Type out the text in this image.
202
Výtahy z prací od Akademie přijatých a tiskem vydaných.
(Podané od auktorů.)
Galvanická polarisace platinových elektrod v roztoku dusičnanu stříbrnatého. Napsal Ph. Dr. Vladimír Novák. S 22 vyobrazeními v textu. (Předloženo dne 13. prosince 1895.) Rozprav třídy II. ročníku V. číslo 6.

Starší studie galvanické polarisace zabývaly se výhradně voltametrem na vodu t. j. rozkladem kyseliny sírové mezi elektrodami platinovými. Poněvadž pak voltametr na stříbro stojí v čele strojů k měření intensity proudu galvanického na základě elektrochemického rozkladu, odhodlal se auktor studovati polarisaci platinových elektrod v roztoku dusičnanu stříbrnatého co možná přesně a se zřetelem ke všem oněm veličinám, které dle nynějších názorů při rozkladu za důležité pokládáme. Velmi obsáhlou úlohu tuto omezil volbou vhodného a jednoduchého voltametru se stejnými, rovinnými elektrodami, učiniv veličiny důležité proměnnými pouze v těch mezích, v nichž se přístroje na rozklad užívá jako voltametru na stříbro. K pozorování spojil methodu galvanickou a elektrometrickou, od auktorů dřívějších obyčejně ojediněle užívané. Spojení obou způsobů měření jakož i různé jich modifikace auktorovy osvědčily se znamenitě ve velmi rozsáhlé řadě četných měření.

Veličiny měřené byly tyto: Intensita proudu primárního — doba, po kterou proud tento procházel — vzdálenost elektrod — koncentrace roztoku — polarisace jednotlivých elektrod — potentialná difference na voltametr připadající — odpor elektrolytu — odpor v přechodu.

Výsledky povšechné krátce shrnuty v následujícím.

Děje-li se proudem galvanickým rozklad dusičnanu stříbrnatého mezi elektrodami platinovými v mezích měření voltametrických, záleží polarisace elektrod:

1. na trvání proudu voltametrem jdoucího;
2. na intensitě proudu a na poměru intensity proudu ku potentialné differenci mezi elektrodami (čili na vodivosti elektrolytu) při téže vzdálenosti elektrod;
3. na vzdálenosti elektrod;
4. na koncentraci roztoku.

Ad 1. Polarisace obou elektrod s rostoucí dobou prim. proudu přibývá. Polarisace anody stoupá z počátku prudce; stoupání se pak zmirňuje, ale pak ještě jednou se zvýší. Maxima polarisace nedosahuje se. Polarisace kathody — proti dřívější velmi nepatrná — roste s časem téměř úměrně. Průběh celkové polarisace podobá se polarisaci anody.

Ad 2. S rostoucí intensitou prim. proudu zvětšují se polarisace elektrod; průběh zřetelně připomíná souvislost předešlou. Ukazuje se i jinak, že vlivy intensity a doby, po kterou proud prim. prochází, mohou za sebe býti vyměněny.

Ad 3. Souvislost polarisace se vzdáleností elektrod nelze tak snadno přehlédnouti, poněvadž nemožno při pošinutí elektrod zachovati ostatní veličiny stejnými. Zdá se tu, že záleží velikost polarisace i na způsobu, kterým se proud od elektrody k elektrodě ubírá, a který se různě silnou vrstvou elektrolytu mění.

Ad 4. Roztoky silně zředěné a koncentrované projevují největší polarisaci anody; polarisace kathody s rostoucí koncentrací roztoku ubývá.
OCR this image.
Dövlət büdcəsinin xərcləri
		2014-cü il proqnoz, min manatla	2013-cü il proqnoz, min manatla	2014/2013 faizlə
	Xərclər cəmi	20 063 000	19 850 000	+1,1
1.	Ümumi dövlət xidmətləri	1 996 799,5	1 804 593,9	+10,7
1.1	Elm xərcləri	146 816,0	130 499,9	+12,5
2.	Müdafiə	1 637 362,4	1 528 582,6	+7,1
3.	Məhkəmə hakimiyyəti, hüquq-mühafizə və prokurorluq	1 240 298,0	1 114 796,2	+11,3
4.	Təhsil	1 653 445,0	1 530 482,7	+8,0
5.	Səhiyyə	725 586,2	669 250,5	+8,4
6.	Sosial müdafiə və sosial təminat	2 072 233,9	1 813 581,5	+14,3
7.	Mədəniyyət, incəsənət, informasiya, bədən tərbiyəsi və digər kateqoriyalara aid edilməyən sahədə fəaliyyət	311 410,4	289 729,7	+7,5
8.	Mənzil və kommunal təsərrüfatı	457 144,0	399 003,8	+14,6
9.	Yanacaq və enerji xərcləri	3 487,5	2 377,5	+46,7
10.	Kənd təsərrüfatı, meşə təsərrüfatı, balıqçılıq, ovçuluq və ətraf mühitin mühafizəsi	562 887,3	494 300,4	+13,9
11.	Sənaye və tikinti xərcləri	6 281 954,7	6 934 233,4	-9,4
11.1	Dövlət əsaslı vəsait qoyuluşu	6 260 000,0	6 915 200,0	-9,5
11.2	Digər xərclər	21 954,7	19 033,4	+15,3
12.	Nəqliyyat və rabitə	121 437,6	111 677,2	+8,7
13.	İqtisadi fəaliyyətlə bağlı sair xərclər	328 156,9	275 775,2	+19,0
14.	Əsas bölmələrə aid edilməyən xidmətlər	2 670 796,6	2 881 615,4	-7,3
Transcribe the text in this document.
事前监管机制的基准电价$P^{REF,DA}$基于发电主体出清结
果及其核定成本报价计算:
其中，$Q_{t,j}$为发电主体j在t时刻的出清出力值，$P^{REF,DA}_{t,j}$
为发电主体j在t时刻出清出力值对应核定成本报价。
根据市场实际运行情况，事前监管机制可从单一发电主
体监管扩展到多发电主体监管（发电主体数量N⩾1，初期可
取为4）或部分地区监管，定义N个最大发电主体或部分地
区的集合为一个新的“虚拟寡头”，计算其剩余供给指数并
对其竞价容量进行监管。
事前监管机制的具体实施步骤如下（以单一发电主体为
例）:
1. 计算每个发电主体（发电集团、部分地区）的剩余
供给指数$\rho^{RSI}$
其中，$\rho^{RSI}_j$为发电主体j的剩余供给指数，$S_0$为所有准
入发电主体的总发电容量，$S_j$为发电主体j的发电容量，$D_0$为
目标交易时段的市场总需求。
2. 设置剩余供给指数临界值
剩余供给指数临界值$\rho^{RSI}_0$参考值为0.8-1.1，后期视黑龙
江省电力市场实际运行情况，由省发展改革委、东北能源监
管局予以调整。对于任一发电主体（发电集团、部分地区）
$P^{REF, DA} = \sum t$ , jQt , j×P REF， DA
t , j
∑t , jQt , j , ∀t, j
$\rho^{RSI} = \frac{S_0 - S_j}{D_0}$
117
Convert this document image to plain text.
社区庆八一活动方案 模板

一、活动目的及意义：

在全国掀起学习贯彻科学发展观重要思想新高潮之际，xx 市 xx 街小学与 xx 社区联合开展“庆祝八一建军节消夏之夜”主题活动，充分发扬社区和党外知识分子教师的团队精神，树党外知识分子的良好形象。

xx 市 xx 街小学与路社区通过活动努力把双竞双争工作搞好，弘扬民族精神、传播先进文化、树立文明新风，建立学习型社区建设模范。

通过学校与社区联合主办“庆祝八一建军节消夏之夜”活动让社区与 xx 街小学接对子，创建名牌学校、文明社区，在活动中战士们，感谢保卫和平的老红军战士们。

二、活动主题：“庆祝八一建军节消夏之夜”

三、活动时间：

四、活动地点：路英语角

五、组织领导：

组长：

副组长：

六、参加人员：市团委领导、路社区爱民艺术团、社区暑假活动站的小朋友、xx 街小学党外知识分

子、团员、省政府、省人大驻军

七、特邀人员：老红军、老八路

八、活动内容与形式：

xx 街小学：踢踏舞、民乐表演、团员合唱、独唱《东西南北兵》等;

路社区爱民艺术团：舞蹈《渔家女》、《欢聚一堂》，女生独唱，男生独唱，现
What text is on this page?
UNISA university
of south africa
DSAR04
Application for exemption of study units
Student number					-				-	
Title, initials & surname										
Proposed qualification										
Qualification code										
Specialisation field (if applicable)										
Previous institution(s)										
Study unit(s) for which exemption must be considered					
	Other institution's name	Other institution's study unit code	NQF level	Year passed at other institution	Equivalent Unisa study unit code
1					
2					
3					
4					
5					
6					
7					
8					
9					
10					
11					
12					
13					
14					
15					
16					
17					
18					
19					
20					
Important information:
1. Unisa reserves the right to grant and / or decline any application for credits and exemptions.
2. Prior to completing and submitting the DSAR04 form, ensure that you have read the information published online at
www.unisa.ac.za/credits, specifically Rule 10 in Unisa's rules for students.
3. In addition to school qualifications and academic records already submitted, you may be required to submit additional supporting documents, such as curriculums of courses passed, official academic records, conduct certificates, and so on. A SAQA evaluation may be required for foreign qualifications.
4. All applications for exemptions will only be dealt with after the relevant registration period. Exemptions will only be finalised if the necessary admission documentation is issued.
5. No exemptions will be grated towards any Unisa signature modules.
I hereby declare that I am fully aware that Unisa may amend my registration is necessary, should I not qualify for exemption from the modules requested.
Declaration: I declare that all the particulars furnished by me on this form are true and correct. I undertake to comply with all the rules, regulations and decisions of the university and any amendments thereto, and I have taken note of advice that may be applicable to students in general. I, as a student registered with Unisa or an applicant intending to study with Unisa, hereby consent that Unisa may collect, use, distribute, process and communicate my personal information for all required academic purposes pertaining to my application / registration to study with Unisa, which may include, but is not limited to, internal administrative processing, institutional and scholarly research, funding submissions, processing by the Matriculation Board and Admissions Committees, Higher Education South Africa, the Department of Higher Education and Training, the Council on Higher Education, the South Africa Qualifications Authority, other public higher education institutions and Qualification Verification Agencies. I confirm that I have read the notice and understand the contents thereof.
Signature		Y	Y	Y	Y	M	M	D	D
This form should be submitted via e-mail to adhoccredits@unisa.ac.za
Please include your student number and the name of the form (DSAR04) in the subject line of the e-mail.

=-=-=-=-=

§ WRITTEN PROBLEM
Read the lines above. Gather those in which the string "code" is found.

§ SOLUTION BELOW
Qualification code										
	Other institution's name	Other institution's study unit code	NQF level	Year passed at other institution	Equivalent Unisa study unit code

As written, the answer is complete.